[読解文]
::::::::
ばななさんの本を教えてくれたのは幼馴染だった。私は彼女が大好きだ。実家が隣同士だったけど、決していつもずっと一緒にいた訳ではない。クラスが同じだったことも少ないし、部活も、高校も進路も違った。でも、その距離感がちょうど良かった。
ばななさんの本の登場人物たちの会話にも、その適度な距離感と 丁寧さがあるように感じられて、それがとても好きだった。出来れば、私もそんな言葉遣いで生活を紡ぎたい、と本を読むたびによく思った。実際はそんなことスグ忘れてしまうのだけれど。
 
出来れば、原作読んでから映画を観て欲しい。「白河夜船」という言葉には、ちゃんと意味があるらしいのだけど、私には「白河夜船=この話」だ。この話はなんと言うか、それくらいずっしりと私の中に特等席を持っている。
 
今 これを書きながら、もう一度読み返した。それくらい短い物語。読んでいる間 時計が止まる気がする。
::::::::
[収集した記録]
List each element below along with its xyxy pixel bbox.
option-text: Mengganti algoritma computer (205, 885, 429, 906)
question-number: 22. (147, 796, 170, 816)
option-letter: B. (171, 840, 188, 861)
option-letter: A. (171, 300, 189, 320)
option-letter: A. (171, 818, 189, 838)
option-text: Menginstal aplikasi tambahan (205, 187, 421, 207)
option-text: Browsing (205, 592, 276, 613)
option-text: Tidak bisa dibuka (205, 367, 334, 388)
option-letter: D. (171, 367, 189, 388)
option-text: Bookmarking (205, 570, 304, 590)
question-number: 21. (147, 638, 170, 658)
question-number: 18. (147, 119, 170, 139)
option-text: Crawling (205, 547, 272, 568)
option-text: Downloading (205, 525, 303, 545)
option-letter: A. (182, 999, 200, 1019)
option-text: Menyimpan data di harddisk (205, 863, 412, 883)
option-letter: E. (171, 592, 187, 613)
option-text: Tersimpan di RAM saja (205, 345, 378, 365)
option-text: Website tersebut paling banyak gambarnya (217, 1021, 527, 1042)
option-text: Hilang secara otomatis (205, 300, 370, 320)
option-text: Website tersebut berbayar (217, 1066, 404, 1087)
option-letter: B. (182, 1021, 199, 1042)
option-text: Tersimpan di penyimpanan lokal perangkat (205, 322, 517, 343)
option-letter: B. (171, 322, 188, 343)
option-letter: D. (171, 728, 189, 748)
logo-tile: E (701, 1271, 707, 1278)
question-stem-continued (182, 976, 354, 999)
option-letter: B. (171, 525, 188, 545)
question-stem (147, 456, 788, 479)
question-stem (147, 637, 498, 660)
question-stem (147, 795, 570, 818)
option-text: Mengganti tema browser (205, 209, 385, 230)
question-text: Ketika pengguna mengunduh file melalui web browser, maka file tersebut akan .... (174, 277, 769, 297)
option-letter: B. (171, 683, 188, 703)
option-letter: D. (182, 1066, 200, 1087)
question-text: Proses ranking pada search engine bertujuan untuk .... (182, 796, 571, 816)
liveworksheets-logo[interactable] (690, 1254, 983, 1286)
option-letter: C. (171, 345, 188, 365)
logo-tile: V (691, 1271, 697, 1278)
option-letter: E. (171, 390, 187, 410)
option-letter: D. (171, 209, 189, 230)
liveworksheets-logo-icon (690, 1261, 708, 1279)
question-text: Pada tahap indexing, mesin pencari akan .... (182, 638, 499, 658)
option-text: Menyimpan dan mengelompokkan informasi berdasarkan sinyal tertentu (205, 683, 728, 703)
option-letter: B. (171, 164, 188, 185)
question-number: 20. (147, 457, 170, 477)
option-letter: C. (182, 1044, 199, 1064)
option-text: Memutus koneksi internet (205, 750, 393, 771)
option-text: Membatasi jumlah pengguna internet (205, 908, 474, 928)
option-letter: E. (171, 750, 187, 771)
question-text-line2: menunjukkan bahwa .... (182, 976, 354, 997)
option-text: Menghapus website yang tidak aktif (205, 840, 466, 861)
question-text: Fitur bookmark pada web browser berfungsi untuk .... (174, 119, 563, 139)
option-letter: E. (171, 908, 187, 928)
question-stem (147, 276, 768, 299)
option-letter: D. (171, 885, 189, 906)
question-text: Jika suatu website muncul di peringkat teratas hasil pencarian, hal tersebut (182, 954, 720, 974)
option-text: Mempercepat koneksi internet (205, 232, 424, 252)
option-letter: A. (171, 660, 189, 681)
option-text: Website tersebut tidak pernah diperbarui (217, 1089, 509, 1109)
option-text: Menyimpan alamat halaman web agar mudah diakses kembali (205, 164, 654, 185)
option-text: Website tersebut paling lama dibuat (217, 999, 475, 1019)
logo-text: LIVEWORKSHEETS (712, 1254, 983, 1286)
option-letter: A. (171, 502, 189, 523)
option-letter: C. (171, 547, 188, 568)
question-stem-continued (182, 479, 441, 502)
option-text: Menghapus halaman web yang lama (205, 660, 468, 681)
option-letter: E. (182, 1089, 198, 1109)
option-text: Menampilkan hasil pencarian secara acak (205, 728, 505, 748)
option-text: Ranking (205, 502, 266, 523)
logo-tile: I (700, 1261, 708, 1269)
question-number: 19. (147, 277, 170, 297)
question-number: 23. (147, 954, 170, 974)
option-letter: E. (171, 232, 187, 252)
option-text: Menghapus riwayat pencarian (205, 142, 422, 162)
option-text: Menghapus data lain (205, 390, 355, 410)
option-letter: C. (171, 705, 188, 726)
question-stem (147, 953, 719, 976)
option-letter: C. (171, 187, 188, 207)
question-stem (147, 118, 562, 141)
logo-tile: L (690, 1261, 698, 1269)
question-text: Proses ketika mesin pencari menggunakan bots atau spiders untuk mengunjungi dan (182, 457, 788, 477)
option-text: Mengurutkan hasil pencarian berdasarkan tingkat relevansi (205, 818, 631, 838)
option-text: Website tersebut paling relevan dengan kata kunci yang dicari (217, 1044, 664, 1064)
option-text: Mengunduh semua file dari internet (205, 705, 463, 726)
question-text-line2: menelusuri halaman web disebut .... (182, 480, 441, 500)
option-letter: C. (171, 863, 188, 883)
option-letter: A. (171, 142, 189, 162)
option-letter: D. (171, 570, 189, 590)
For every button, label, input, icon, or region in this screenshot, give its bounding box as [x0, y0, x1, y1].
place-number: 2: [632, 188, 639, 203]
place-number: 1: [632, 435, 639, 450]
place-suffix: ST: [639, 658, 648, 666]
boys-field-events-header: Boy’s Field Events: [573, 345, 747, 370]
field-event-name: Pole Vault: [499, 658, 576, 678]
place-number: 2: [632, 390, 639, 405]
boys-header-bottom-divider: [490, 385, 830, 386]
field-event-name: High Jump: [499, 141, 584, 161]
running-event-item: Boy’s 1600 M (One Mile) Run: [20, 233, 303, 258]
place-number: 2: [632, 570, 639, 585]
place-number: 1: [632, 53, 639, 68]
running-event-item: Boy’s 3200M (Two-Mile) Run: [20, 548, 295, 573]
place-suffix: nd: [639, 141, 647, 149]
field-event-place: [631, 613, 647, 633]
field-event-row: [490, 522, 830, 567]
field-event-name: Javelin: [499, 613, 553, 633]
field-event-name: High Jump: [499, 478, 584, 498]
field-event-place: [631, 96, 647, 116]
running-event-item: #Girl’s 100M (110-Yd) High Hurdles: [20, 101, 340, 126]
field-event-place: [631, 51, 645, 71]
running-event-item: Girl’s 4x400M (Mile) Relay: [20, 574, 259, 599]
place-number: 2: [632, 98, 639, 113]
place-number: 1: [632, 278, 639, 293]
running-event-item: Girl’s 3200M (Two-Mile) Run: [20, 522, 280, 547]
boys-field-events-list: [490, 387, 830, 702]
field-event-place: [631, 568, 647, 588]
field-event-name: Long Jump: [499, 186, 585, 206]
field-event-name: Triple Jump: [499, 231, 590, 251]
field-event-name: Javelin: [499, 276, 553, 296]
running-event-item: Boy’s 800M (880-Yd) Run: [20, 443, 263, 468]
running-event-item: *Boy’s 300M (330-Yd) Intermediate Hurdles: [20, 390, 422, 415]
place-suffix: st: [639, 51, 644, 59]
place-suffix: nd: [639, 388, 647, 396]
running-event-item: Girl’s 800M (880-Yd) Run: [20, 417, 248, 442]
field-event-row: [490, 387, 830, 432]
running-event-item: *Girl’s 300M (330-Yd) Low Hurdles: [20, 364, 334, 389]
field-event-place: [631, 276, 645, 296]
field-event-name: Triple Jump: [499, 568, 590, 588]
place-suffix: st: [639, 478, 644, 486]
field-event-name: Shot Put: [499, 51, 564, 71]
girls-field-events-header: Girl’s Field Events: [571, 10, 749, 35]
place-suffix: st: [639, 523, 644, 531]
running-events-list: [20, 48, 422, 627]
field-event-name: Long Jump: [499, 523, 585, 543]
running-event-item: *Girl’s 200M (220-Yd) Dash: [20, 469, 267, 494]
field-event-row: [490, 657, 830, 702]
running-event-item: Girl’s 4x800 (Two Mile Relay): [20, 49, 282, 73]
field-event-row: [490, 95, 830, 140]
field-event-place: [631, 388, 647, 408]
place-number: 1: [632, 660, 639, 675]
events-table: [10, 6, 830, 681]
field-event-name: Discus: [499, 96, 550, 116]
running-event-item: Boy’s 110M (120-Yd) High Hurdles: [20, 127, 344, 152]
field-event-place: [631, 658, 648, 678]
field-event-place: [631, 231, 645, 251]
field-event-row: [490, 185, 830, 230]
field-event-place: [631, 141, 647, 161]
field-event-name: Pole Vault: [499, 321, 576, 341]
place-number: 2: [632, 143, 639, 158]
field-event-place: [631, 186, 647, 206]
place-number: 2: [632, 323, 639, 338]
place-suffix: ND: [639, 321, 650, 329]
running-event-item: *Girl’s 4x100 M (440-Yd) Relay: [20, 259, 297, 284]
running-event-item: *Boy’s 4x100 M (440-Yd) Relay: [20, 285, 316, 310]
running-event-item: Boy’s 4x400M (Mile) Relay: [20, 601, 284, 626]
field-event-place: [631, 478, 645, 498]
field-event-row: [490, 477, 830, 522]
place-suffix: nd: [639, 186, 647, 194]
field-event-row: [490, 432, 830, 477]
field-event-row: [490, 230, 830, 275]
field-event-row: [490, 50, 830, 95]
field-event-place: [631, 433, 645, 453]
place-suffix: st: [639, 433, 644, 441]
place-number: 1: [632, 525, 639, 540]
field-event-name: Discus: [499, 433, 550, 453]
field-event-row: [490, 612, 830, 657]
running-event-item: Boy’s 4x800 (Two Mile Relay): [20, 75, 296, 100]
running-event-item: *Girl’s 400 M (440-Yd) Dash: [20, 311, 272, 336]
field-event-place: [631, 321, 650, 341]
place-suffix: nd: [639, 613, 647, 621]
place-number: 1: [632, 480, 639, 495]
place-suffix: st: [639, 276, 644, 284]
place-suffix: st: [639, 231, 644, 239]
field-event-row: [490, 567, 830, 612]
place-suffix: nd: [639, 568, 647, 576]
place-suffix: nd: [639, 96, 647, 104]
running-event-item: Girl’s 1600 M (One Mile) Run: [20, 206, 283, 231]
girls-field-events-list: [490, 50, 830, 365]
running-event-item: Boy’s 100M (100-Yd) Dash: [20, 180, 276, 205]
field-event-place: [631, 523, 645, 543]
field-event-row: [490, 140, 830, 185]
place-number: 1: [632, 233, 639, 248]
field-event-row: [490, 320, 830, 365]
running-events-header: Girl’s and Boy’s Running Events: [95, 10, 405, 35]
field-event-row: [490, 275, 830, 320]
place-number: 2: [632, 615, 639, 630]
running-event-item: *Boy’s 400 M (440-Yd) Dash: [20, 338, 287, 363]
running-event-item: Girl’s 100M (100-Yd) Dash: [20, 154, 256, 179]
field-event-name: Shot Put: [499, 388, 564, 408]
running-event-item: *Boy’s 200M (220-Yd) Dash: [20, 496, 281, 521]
::::::::
[課題 A]
読解文をもとに、次の問いに答えよ。
(i) 筆者にばななさんの本を教えてくれたのは誰か。
(ii) 筆者は、映画を観る前に何をしてほしいと述べているか。
(iii) 筆者は、これを書きながら何をしたと述べているか。
[課題 B] 読解文のうち、「出来れば、原作読んでから映画」から「今 これを書きながら、もう一度読み返した。それくらい短い物語。読んでいる間 時計が止まる気がする。」まで（両端を含む）をそのまま書き出すこと。
記録は参照しなくてよい。

[解答例 A]
(i) 幼馴染
(ii) 原作を読むこと
(iii) もう一度読み返した

[解答例 B]
出来れば、原作読んでから映画を観て欲しい。「白河夜船」という言葉には、ちゃんと意味があるらしいのだけど、私には「白河夜船=この話」だ。この話はなんと言うか、それくらいずっしりと私の中に特等席を持っている。
 
今 これを書きながら、もう一度読み返した。それくらい短い物語。読んでいる間 時計が止まる気がする。